# [Your goal]
Identify the lines that contain the word "JSON" and copy each one.

Data entries:
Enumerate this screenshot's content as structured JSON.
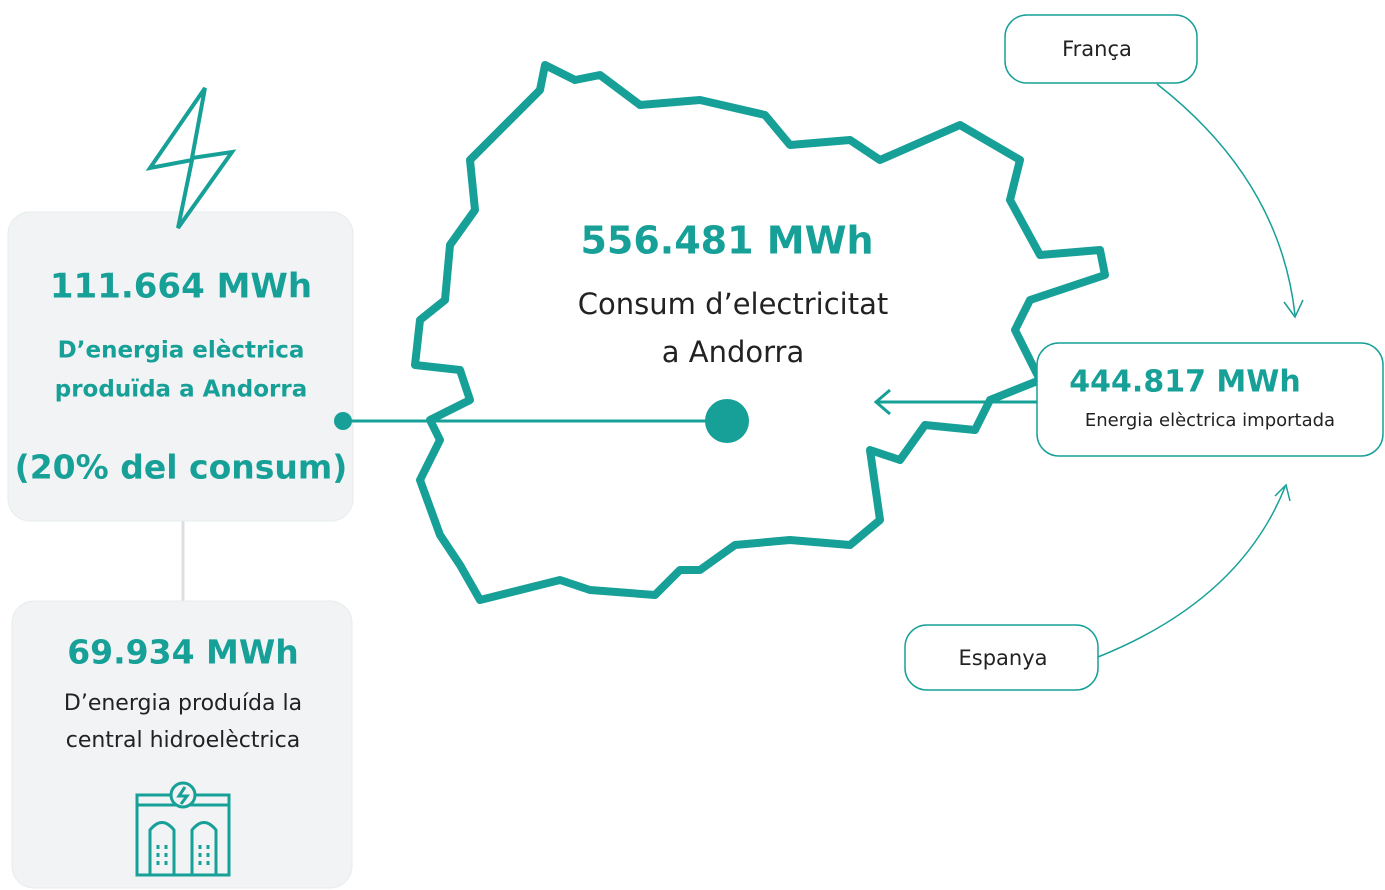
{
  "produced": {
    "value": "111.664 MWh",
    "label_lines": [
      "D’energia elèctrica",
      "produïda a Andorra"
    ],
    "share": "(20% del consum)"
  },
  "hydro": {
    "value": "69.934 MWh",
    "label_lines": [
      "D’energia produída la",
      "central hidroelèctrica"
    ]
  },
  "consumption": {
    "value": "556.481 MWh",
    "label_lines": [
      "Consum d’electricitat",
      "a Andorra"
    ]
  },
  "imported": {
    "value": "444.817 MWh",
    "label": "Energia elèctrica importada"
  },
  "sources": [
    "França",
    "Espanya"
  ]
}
--
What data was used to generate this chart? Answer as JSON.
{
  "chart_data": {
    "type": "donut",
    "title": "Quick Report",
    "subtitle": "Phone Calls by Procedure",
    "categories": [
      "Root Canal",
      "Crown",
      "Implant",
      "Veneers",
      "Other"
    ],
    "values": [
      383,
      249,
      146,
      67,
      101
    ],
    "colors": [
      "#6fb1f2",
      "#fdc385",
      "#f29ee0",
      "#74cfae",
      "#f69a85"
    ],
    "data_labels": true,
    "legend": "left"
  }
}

# [The result]
Enumerate this screenshot's content as structured JSON.
What data was used to generate this chart? Answer as JSON.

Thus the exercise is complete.